--- START DATA LINES ---

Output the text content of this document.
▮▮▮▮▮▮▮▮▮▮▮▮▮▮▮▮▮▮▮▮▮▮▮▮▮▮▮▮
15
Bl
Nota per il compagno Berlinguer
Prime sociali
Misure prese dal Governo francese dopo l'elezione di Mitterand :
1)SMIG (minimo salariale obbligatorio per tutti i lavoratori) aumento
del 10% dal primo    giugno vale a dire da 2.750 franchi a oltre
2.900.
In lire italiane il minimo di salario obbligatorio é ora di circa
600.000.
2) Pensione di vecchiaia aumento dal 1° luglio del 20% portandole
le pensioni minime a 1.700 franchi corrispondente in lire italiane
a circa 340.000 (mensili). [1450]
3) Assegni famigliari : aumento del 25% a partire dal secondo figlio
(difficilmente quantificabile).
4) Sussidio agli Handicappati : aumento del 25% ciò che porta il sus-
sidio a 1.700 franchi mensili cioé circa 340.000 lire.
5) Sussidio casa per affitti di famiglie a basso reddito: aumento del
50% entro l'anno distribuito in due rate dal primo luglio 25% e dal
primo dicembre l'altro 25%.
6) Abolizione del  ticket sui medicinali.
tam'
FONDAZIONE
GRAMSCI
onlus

--- END DATA LINES ---

Take the data above and return it exactly.

» WRITTEN RESPONSE:
Output the text content of this document.
▮▮▮▮▮▮▮▮▮▮▮▮▮▮▮▮▮▮▮▮▮▮▮▮▮▮▮▮
15
Bl
Nota per il compagno Berlinguer
Prime sociali
Misure prese dal Governo francese dopo l'elezione di Mitterand :
1)SMIG (minimo salariale obbligatorio per tutti i lavoratori) aumento
del 10% dal primo    giugno vale a dire da 2.750 franchi a oltre
2.900.
In lire italiane il minimo di salario obbligatorio é ora di circa
600.000.
2) Pensione di vecchiaia aumento dal 1° luglio del 20% portandole
le pensioni minime a 1.700 franchi corrispondente in lire italiane
a circa 340.000 (mensili). [1450]
3) Assegni famigliari : aumento del 25% a partire dal secondo figlio
(difficilmente quantificabile).
4) Sussidio agli Handicappati : aumento del 25% ciò che porta il sus-
sidio a 1.700 franchi mensili cioé circa 340.000 lire.
5) Sussidio casa per affitti di famiglie a basso reddito: aumento del
50% entro l'anno distribuito in due rate dal primo luglio 25% e dal
primo dicembre l'altro 25%.
6) Abolizione del  ticket sui medicinali.
tam'
FONDAZIONE
GRAMSCI
onlus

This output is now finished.